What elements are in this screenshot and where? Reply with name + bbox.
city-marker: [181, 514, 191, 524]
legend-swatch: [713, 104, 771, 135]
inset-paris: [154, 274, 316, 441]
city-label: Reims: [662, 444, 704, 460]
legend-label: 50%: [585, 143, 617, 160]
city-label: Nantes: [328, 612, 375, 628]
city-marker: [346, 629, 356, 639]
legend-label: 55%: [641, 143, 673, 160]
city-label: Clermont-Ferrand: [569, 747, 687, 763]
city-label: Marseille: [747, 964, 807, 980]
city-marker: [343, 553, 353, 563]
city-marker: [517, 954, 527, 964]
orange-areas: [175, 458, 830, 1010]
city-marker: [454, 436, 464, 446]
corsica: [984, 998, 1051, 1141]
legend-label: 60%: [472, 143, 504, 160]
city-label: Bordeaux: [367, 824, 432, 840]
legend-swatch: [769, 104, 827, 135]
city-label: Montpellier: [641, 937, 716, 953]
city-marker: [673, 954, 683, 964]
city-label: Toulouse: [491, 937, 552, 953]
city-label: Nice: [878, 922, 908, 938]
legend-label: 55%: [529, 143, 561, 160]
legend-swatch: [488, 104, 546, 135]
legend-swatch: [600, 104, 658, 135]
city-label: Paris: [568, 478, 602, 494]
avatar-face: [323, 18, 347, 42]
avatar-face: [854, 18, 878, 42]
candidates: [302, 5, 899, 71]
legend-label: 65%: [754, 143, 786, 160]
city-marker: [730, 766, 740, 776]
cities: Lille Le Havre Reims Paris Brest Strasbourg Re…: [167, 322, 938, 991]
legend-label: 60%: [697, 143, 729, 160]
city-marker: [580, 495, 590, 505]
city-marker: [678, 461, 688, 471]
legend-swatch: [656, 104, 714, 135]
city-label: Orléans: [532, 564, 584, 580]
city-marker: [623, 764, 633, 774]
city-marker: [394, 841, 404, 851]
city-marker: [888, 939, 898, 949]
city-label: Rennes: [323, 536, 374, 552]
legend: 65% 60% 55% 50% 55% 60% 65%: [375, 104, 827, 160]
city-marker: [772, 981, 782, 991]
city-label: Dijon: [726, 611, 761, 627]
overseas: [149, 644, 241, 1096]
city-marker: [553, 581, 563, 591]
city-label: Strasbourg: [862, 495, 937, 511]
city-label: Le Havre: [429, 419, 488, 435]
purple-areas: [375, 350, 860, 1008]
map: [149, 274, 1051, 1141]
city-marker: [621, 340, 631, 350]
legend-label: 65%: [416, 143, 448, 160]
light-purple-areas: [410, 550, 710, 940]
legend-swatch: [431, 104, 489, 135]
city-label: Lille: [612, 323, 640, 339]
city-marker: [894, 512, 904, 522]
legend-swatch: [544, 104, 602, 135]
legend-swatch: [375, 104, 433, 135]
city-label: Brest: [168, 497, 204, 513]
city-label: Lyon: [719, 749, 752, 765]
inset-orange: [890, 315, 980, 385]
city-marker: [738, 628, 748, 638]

::::::::

_WRITTEN REQUEST_
Could you write out the listing above word for word, from its very first line through the line containing "city-label: Paris: [568, 478, 602, 494]"?

_TASK SOLUTION_
What elements are in this screenshot and where? Reply with name + bbox.
city-marker: [181, 514, 191, 524]
legend-swatch: [713, 104, 771, 135]
inset-paris: [154, 274, 316, 441]
city-label: Reims: [662, 444, 704, 460]
legend-label: 50%: [585, 143, 617, 160]
city-label: Nantes: [328, 612, 375, 628]
city-marker: [346, 629, 356, 639]
legend-label: 55%: [641, 143, 673, 160]
city-label: Clermont-Ferrand: [569, 747, 687, 763]
city-label: Marseille: [747, 964, 807, 980]
city-marker: [343, 553, 353, 563]
city-marker: [517, 954, 527, 964]
orange-areas: [175, 458, 830, 1010]
city-marker: [454, 436, 464, 446]
corsica: [984, 998, 1051, 1141]
legend-label: 60%: [472, 143, 504, 160]
city-label: Bordeaux: [367, 824, 432, 840]
legend-swatch: [769, 104, 827, 135]
city-label: Montpellier: [641, 937, 716, 953]
city-marker: [673, 954, 683, 964]
city-label: Toulouse: [491, 937, 552, 953]
city-label: Nice: [878, 922, 908, 938]
legend-label: 55%: [529, 143, 561, 160]
legend-swatch: [488, 104, 546, 135]
legend-swatch: [600, 104, 658, 135]
city-label: Paris: [568, 478, 602, 494]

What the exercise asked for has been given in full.